§ Brief:
Below are the records. List every line holding the word "structured".

■ ■ ■ ■

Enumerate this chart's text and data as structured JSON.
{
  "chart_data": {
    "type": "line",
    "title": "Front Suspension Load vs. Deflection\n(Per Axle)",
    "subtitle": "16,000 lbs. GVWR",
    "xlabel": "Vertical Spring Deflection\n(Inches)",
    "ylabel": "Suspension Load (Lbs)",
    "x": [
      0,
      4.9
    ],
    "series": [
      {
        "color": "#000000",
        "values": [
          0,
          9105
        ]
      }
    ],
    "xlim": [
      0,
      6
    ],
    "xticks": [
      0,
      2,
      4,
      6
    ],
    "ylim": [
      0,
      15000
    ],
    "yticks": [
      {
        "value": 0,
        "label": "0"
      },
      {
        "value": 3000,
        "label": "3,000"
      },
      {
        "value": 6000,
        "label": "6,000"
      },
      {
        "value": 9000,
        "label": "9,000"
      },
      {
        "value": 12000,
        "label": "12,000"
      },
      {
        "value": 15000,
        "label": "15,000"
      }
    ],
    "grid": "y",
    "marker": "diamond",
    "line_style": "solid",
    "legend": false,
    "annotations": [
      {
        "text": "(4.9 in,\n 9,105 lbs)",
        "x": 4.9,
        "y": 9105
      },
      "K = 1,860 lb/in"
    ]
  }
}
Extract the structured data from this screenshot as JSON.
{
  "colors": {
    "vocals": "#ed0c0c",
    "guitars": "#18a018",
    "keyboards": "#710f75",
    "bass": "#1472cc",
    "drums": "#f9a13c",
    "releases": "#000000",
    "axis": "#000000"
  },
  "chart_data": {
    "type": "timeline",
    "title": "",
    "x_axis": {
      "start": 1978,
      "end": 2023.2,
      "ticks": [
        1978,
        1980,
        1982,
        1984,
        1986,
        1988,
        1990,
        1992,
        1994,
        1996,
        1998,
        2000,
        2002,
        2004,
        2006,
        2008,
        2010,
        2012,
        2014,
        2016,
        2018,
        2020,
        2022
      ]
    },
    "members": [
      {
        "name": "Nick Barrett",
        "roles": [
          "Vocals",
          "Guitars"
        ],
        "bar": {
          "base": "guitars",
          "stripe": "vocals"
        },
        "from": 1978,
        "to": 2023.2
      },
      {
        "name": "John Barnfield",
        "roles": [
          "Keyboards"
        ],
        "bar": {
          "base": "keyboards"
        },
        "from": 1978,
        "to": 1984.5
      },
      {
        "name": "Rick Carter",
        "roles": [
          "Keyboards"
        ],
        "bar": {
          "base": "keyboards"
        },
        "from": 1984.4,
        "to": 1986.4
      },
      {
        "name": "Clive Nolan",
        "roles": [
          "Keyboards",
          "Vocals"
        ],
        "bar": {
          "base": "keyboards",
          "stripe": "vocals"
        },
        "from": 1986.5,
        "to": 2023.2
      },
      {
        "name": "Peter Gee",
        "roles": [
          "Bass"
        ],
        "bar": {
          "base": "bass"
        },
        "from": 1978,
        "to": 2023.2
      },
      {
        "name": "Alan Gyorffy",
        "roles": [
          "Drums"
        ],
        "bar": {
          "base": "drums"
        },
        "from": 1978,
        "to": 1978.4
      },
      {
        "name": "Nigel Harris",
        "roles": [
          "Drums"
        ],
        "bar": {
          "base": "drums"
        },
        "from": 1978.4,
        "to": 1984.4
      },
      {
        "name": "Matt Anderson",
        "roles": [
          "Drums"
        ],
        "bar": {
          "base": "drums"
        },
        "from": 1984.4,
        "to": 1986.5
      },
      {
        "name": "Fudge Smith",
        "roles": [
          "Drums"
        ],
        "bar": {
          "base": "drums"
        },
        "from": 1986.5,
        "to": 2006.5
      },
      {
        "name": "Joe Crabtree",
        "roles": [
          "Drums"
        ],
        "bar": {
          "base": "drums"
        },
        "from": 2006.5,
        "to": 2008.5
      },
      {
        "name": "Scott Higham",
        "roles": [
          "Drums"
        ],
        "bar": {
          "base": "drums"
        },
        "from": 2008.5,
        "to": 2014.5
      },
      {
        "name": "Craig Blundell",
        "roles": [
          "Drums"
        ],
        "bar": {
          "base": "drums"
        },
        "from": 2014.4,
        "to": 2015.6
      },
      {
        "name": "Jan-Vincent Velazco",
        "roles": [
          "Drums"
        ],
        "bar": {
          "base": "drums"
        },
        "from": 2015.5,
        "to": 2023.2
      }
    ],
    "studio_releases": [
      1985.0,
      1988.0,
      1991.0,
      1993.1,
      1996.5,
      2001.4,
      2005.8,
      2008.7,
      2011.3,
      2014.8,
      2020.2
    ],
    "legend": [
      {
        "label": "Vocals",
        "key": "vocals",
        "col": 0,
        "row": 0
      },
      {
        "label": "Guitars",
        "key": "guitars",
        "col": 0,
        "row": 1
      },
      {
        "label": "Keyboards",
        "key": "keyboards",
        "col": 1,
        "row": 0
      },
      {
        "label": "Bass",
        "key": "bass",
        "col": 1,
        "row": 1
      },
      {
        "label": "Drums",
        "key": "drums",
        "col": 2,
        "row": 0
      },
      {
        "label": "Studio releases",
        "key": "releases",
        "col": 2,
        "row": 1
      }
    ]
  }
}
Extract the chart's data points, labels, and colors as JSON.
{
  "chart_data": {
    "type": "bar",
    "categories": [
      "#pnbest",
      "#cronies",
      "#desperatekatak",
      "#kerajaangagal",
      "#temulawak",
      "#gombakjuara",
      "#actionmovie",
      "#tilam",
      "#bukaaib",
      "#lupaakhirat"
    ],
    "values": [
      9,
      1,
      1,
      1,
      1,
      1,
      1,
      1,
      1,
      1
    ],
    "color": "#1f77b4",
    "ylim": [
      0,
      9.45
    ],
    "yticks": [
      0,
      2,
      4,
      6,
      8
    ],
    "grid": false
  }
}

■ ■ ■ ■

§ Solved problem:
Enumerate this chart's text and data as structured JSON.
Extract the structured data from this screenshot as JSON.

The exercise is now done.